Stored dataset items
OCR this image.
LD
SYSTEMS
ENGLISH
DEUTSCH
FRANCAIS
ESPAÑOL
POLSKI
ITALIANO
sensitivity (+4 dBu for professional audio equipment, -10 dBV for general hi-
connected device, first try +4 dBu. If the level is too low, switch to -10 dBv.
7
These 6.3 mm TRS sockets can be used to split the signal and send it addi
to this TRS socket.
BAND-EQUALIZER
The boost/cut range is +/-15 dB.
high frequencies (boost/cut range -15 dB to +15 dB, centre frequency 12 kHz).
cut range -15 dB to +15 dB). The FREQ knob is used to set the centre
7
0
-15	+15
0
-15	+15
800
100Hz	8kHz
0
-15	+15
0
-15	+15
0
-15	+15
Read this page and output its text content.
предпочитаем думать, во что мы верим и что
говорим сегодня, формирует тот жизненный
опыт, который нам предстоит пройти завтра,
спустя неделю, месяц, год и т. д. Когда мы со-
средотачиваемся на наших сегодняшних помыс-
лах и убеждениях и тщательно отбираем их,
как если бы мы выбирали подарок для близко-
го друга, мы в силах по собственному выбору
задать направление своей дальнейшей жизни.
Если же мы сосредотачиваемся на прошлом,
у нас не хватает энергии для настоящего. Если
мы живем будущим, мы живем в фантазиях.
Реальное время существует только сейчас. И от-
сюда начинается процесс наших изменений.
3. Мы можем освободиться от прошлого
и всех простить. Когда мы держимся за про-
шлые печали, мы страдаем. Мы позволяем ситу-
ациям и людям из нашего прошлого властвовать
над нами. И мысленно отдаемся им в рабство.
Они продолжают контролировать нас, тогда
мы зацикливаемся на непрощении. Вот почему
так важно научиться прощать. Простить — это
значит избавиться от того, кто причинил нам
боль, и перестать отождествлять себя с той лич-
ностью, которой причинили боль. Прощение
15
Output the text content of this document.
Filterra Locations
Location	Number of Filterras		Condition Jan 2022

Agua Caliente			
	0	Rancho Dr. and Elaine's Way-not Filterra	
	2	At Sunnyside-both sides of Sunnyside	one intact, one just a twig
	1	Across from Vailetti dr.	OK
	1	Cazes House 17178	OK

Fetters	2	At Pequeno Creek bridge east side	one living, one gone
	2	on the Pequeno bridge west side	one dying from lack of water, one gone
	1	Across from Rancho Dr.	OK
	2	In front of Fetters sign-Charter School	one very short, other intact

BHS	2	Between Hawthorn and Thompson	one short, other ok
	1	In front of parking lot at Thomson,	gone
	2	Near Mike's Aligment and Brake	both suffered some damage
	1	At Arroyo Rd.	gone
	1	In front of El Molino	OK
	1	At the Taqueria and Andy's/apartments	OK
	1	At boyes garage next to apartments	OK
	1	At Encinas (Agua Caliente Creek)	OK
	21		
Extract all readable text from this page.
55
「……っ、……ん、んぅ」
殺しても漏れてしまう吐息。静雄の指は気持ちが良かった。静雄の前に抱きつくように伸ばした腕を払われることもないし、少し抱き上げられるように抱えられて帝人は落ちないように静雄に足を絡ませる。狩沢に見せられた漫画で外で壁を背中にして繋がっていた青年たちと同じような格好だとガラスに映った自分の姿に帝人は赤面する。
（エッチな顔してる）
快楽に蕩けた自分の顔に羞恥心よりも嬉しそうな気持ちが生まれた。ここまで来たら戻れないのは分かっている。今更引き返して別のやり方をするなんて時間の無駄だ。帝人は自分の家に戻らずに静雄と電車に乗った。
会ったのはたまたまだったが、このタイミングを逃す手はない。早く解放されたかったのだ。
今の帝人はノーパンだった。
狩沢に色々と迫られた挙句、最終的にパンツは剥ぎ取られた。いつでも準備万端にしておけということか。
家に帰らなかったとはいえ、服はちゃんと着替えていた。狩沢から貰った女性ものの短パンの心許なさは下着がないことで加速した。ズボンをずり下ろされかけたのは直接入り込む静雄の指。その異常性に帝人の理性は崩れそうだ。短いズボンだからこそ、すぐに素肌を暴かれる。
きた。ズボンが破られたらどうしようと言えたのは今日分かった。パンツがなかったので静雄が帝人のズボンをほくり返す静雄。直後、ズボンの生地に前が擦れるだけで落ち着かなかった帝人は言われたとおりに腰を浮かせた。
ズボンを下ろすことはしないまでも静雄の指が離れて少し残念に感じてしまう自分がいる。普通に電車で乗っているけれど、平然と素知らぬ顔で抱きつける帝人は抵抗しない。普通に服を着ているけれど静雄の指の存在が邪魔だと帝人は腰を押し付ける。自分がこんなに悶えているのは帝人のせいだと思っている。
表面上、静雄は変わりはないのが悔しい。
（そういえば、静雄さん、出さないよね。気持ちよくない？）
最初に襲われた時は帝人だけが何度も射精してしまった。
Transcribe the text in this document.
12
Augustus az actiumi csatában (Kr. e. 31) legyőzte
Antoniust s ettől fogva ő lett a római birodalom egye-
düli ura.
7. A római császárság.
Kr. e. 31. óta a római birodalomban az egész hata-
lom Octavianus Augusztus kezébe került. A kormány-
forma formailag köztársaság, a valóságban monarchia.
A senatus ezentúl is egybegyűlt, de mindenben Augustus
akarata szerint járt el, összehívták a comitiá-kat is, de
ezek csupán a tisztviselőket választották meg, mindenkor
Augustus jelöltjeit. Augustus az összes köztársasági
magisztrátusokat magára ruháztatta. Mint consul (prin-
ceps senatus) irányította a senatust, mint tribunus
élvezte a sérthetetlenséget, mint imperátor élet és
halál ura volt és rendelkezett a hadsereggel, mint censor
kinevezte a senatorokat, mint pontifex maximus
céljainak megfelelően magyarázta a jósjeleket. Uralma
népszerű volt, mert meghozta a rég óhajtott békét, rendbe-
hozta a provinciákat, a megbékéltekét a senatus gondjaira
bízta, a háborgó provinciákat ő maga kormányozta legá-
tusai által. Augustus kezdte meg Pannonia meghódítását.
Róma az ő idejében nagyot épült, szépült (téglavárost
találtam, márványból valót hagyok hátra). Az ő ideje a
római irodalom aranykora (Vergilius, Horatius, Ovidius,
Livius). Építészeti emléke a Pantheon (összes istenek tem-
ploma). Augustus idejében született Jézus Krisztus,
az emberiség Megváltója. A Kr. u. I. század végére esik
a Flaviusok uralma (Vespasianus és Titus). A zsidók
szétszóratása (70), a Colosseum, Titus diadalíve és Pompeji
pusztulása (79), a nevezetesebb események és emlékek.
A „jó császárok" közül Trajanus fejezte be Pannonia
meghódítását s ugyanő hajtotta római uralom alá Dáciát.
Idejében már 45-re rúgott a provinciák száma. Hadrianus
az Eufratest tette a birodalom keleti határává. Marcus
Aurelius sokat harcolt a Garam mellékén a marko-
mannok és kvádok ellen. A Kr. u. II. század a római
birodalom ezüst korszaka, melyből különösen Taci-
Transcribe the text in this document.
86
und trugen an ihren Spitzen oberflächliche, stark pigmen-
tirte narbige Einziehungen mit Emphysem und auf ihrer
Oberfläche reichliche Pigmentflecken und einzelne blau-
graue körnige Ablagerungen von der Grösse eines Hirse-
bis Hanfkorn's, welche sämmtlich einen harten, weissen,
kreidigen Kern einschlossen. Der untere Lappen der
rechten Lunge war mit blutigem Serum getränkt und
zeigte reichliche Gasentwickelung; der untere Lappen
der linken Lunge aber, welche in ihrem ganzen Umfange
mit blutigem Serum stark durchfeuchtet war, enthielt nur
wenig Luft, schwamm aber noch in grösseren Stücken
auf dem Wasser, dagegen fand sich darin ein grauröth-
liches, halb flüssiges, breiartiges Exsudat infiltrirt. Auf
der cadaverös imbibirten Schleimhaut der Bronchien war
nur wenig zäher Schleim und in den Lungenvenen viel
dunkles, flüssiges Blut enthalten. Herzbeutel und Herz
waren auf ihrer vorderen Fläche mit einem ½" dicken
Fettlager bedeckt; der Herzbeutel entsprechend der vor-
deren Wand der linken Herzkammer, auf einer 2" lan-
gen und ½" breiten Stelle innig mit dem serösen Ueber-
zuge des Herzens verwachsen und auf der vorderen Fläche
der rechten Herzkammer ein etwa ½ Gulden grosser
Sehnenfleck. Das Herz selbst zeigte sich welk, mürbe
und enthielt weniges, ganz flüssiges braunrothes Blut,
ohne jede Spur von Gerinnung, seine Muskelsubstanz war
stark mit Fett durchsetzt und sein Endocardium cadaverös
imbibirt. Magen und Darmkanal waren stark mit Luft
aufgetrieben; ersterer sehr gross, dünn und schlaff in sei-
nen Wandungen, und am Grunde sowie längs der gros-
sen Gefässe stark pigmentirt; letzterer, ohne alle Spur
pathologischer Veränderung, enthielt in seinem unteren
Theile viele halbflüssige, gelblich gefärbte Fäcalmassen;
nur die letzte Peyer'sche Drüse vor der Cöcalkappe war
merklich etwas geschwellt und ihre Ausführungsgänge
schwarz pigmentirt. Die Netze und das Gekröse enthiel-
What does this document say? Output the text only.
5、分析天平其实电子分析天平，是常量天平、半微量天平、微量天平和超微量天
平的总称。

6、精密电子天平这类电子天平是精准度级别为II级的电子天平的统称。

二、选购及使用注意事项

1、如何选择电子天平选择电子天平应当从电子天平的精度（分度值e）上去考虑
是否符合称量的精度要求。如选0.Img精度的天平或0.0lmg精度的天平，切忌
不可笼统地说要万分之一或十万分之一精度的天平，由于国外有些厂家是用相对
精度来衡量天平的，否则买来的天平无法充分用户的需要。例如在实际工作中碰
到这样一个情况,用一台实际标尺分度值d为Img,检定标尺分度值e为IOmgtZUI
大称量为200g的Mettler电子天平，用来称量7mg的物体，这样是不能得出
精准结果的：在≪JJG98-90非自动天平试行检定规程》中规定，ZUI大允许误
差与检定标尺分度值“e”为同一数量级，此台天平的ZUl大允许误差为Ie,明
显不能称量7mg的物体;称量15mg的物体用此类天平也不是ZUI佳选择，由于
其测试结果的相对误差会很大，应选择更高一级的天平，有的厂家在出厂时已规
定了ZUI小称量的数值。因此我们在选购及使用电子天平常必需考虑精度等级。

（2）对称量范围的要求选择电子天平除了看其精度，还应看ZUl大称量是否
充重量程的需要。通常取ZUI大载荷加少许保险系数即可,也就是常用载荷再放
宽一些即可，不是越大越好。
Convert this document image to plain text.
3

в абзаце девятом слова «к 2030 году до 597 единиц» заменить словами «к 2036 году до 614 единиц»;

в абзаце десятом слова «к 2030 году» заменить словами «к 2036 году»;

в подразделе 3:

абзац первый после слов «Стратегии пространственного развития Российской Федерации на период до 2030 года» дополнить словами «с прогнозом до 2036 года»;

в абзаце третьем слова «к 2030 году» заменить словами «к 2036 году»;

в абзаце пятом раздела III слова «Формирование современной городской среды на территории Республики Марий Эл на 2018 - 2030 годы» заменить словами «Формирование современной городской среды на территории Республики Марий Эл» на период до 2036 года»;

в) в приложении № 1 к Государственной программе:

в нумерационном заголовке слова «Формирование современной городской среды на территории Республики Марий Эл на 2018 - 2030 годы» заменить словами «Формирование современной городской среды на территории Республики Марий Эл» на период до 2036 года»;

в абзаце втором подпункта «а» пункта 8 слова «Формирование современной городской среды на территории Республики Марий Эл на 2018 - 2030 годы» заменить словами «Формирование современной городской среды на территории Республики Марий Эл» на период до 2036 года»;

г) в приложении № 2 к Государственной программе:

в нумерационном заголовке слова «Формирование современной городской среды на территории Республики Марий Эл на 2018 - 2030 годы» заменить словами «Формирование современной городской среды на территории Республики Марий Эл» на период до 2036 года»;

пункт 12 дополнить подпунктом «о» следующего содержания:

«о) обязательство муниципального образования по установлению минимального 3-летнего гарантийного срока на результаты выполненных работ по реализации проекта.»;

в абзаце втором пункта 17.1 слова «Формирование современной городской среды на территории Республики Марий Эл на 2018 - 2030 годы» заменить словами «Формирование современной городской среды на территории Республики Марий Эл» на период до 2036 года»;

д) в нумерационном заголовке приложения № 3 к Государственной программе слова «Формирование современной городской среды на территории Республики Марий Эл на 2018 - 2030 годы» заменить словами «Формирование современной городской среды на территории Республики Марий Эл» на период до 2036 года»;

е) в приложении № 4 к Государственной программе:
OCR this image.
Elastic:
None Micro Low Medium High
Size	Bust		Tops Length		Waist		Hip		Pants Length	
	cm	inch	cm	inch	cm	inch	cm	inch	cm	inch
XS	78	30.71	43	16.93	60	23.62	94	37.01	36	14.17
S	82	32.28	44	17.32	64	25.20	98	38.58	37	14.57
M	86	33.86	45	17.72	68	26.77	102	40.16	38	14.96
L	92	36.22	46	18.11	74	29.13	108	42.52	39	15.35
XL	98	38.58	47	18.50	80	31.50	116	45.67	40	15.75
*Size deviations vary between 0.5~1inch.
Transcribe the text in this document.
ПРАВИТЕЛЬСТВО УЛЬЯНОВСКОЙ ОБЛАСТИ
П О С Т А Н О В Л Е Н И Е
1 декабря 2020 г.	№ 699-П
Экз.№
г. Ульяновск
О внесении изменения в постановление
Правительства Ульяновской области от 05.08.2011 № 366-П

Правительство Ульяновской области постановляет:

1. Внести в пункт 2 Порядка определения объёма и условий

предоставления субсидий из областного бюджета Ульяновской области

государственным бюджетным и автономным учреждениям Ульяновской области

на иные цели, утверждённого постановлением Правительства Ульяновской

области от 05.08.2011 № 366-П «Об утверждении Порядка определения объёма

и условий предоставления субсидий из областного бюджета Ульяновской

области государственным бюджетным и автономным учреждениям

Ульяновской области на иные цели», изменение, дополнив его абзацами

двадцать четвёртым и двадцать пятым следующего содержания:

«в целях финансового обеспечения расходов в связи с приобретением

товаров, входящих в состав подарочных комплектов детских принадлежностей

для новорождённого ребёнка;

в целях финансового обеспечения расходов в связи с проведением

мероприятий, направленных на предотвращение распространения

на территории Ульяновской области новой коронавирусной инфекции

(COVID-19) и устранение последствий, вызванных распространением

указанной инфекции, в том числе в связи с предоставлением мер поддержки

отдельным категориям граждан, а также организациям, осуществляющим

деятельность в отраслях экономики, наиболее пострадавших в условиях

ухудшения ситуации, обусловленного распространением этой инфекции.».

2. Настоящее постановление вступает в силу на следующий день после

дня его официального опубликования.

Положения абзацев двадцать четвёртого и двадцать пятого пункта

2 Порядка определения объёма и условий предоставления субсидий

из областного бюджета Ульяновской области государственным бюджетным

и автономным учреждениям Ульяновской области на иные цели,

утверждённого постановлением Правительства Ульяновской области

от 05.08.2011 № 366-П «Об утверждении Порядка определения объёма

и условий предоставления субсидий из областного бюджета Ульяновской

- [What to do] Look through the data above. Find each line with the string "Когда" and copy it.

- [Exercise response]
спустя неделю, месяц, год и т. д. Когда мы со-
и всех простить. Когда мы держимся за про-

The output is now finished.